1. First Man (2018). Historical. Ryan Gosling, was a pretty sure bet for an Oscar nomination for director and his movie for cinematography, editing, and sound before its poor box office results. Nevertheless, Ryan has elevated the art of film-making with large close ups, a fusion of documentary style photography along with an authentic loud crisp sound design. He has borrowed some of the class elements of photography, sound, and music from Stanley Kubrick’s sci fi classic 2001: A Space Odyssey (1968). There are also some film techniques that lifted the sci fi space epic Interstellar (2014) directed by Christopher Nolan to another realm of true authentic realism. And more intriguing his Ryan’s decision to use a naturalistic approach to his directing reminiscent of Lars von Trier’s sci fi drama Melancholia (2011). The only weaknesses in this movie were perhaps the inevitable and unavoidable difficulty of providing sufficient background explanations and allowances for the sudden transitions occurring with gaps as years are necessarily skipped. The density and storyline was probably more than enough for a television event covering four or seven six hours’ worth of material, but the little screen would have been too diminutive for the amazing impact of the big screen display of this epic historical event. [Reviewed 10/16/2018]. 9/10.

2. A Private War (2018). War Drama. Rosamond Pike as Marie Colvin, a war correspondent for The Sunday Times shines in this very raw, graphic, and harsh look at both the personal cost of war on both the innocent civilians and those who cover the war. Not since The Year of Living Dangerously (1982), has a journalistic film been so gritty and emotionally charged. Whether it was Regal theatre in Taylorsville, Utah and its 7.1 Dolby Surround Sound system, the audio, sound effects of A Private War resonated deeply throughout the auditorium. Rosamond’s performance was unsympathetic revealing a human persona’s flaws in authentic holistic anguish and triumph. Unlike the journalist comedy war drama of Whiskey, Tango, Foxtrot (2016), a cute mainstream, feelgood movie, A Private War is reveals a personal war within the mind of the real life Marie Colvin and the terrible consequences of war on the people who suffer from its devastation the most and Marie’s addictive obsession to capture its human cost for the world back home and hoping to some compassionate change. Unlike Privates of Somalia (2017), A Private War takes its subject matter completely seriously without any cute scriptwriter dialogue interjections. The movie’s editing is tight and is able to tell the story in a nice comprehensible fashion. An interesting contrasting movie would be Richard Gere’s The Hunting Party (2007) seems to have capture most of the elements of all the rest of these movies, except A Private War which seems like in a class all by itself. [Reviewed 11/16/2018]. 9/10.

**Task a:** In the movie reviews, who plays Marie Colvin in A Private War?

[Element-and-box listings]
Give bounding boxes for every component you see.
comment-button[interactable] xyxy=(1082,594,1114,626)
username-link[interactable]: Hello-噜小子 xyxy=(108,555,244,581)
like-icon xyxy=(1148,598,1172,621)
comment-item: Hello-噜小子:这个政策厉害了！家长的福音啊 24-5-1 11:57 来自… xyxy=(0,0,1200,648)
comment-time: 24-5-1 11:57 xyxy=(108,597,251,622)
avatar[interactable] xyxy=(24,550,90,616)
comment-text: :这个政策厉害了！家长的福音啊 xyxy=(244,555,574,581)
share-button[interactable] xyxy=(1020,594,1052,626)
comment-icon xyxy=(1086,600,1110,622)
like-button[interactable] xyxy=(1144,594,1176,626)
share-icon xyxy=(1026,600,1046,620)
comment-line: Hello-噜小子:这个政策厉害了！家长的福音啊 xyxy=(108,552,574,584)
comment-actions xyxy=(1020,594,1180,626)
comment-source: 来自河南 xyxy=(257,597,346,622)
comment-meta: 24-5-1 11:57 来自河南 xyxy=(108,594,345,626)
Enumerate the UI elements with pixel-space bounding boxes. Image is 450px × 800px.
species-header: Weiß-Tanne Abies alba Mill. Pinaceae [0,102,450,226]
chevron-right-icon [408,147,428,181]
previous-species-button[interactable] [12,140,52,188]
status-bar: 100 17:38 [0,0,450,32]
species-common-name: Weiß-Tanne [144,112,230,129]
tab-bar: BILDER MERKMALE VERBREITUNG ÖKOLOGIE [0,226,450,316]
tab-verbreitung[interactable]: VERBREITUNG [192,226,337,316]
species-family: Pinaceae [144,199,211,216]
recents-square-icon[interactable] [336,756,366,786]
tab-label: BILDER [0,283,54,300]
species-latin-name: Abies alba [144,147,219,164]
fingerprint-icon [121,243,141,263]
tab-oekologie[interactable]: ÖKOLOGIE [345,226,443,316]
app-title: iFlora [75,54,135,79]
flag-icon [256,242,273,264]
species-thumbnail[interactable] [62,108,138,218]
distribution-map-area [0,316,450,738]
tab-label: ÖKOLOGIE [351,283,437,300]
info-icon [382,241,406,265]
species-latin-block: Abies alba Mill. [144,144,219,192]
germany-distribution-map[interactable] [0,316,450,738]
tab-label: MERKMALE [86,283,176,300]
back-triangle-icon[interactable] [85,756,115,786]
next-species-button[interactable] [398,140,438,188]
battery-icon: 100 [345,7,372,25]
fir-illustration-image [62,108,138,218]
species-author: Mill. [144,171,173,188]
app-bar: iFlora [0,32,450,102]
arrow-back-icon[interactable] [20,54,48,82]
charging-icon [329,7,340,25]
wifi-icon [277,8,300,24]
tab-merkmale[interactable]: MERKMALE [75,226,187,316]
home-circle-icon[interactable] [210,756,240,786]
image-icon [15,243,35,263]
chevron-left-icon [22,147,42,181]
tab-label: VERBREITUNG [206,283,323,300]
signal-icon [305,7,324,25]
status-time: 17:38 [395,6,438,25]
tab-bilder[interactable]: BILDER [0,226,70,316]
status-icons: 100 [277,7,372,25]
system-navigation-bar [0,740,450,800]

**Task b:** Reproduce the records, beginning with their first line and stopping after the line that contains "comment-time: 24-5-1 11:57". Include both of those lines.

**Complete response a:** Rosamond Pike

**Complete response b:**
Give bounding boxes for every component you see.
comment-button[interactable] xyxy=(1082,594,1114,626)
username-link[interactable]: Hello-噜小子 xyxy=(108,555,244,581)
like-icon xyxy=(1148,598,1172,621)
comment-item: Hello-噜小子:这个政策厉害了！家长的福音啊 24-5-1 11:57 来自… xyxy=(0,0,1200,648)
comment-time: 24-5-1 11:57 xyxy=(108,597,251,622)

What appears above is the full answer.